Reproduce every line in the listing that contains the word "terdapat".

**** PROVIDED MATERIAL

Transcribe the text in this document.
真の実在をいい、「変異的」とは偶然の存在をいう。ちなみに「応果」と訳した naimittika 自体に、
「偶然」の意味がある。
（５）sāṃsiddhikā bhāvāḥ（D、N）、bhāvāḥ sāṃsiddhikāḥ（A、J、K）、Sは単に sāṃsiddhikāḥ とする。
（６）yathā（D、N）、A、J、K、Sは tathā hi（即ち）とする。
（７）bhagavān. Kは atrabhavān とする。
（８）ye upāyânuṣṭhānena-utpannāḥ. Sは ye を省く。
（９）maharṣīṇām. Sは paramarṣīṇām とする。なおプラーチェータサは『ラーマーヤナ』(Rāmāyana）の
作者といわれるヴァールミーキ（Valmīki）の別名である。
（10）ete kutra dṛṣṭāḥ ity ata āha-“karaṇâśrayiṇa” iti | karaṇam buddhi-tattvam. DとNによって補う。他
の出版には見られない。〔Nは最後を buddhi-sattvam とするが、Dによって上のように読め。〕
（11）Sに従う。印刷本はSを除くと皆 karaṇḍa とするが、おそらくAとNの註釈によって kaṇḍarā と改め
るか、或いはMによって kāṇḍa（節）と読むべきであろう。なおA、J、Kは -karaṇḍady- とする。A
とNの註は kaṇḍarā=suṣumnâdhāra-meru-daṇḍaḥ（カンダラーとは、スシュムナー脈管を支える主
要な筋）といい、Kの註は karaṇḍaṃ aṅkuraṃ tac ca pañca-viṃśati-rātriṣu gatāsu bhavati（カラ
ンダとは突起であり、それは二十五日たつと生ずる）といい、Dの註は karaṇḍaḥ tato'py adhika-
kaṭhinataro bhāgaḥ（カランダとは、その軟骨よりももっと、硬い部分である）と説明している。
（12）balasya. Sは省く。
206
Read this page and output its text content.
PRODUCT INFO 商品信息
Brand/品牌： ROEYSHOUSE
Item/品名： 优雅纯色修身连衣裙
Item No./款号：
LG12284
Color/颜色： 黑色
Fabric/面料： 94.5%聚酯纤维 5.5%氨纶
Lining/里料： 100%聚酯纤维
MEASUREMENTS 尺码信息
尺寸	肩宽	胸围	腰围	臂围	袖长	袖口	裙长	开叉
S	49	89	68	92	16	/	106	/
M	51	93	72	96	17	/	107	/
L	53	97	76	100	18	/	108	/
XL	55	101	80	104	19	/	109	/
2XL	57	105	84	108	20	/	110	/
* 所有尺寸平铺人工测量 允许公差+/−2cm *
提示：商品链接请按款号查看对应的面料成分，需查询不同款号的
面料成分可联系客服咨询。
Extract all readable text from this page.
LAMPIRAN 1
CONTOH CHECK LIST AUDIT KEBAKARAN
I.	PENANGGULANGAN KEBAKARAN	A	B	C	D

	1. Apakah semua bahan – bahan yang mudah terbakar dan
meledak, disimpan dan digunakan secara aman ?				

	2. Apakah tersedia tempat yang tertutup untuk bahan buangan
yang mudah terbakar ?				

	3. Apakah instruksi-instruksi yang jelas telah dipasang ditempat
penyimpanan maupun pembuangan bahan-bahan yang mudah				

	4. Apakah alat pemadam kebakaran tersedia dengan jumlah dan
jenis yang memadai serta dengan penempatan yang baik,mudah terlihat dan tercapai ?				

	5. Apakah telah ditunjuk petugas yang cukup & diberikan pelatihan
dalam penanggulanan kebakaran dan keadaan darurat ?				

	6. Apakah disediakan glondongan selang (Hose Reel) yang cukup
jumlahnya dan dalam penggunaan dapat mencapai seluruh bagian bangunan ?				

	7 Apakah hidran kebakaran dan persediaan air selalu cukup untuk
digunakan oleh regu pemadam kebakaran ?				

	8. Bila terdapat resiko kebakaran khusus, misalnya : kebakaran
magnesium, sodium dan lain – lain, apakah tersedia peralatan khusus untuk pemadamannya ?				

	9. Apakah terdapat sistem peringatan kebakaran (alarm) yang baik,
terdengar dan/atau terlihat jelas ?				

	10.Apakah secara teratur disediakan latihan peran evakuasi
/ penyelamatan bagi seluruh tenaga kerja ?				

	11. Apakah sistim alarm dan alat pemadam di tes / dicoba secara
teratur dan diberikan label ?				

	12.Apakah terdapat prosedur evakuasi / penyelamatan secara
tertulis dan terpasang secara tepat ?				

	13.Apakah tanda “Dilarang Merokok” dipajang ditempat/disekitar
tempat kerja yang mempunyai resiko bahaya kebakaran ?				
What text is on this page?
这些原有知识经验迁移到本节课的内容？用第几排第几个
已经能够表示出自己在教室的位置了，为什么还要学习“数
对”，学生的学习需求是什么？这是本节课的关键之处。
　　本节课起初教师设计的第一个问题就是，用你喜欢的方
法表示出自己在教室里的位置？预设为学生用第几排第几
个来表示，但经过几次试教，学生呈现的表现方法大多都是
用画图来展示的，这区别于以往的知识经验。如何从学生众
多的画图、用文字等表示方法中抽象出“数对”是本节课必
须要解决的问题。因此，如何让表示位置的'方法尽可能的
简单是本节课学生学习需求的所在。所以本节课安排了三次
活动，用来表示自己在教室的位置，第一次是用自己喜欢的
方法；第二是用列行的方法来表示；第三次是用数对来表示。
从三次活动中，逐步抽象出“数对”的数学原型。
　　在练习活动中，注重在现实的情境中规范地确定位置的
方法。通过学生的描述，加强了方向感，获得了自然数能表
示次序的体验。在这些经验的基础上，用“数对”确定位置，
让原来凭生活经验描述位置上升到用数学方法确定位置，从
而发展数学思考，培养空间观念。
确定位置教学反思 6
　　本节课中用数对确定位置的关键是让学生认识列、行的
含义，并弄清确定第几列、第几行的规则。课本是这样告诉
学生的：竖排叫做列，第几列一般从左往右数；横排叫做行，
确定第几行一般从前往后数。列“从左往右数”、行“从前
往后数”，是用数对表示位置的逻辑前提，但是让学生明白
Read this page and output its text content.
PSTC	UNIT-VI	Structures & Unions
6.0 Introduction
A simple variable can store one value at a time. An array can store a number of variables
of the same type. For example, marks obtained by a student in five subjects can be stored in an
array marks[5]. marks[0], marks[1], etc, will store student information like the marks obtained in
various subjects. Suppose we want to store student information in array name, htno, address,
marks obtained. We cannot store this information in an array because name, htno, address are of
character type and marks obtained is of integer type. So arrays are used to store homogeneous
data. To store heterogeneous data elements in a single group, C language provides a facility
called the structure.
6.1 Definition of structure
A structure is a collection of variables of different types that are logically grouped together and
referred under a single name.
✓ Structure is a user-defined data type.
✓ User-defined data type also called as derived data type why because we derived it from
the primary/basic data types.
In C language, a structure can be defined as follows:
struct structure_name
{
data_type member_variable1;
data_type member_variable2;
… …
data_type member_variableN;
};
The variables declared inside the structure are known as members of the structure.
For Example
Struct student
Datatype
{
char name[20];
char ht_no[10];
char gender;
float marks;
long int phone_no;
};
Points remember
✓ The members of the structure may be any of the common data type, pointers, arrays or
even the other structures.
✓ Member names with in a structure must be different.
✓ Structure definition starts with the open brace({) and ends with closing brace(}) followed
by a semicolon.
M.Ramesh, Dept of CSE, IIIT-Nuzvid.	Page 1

********

RESPONSE.
	8. Bila terdapat resiko kebakaran khusus, misalnya : kebakaran
	9. Apakah terdapat sistem peringatan kebakaran (alarm) yang baik,
	12.Apakah terdapat prosedur evakuasi / penyelamatan secara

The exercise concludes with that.